### What to do
In the listing below, find every line containing "Правительства" and copy it out.

### Entries provided
## start
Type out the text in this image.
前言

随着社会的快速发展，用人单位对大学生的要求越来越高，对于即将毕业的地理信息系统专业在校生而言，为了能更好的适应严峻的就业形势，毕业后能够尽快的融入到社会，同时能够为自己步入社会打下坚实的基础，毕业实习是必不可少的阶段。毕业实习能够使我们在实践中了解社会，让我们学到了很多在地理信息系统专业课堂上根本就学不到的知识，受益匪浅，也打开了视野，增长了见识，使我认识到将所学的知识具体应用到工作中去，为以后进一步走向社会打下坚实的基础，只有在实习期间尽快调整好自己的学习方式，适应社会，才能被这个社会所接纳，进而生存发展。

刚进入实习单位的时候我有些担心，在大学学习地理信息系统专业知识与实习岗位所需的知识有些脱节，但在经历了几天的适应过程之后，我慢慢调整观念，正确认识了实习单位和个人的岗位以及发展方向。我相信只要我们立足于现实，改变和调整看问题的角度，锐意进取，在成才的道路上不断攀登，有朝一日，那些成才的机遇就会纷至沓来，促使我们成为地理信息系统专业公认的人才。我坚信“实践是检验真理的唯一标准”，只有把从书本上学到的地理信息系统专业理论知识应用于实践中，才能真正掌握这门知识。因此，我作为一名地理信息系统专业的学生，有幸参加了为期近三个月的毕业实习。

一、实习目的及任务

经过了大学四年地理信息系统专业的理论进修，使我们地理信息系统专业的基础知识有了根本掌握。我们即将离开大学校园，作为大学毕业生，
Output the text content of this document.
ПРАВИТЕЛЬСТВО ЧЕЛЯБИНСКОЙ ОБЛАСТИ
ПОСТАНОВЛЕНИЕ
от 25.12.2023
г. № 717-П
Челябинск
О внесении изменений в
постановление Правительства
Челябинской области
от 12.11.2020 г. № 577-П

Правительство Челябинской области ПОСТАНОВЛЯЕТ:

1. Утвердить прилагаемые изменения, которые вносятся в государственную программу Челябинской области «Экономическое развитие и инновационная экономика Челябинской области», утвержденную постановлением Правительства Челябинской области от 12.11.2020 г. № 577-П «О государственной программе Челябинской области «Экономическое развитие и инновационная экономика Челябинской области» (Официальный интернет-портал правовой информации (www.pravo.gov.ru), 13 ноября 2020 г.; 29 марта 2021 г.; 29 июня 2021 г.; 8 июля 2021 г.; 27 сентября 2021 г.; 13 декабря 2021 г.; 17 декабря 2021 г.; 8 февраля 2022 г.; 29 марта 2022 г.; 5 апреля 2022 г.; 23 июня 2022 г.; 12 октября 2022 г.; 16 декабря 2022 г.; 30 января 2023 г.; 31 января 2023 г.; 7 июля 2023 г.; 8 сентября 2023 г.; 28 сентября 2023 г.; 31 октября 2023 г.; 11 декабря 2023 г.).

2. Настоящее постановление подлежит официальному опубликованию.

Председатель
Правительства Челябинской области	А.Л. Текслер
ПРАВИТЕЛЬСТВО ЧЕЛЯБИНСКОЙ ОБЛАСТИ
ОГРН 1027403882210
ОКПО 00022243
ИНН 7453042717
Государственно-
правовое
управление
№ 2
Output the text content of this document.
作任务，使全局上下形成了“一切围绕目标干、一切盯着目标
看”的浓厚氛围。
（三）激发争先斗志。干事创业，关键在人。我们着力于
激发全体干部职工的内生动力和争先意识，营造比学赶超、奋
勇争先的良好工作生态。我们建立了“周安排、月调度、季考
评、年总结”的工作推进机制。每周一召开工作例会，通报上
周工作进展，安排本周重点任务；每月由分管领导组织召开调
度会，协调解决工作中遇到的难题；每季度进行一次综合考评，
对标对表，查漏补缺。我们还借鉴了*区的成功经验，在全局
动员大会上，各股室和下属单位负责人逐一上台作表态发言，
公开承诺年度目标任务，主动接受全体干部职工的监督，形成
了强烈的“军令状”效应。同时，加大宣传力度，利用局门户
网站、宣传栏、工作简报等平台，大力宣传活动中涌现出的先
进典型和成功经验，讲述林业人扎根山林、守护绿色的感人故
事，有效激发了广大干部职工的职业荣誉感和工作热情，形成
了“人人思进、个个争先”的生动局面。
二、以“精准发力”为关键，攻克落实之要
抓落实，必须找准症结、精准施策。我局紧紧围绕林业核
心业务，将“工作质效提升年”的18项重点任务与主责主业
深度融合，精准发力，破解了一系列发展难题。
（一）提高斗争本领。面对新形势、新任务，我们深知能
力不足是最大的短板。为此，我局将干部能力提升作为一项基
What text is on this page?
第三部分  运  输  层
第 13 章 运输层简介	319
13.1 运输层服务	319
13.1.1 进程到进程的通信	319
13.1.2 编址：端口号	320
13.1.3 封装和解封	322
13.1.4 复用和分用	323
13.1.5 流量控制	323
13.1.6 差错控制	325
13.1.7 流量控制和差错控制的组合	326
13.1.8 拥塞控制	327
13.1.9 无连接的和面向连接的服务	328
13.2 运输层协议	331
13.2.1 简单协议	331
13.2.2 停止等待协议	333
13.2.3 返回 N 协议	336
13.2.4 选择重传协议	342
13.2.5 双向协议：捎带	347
## end
### Task solution
постановление Правительства
1. Утвердить прилагаемые изменения, которые вносятся в государственную программу Челябинской области «Экономическое развитие и инновационная экономика Челябинской области», утвержденную постановлением Правительства Челябинской области от 12.11.2020 г. № 577-П «О государственной программе Челябинской области «Экономическое развитие и инновационная экономика Челябинской области» (Официальный интернет-портал правовой информации (www.pravo.gov.ru), 13 ноября 2020 г.; 29 марта 2021 г.; 29 июня 2021 г.; 8 июля 2021 г.; 27 сентября 2021 г.; 13 декабря 2021 г.; 17 декабря 2021 г.; 8 февраля 2022 г.; 29 марта 2022 г.; 5 апреля 2022 г.; 23 июня 2022 г.; 12 октября 2022 г.; 16 декабря 2022 г.; 30 января 2023 г.; 31 января 2023 г.; 7 июля 2023 г.; 8 сентября 2023 г.; 28 сентября 2023 г.; 31 октября 2023 г.; 11 декабря 2023 г.).
Правительства Челябинской области	А.Л. Текслер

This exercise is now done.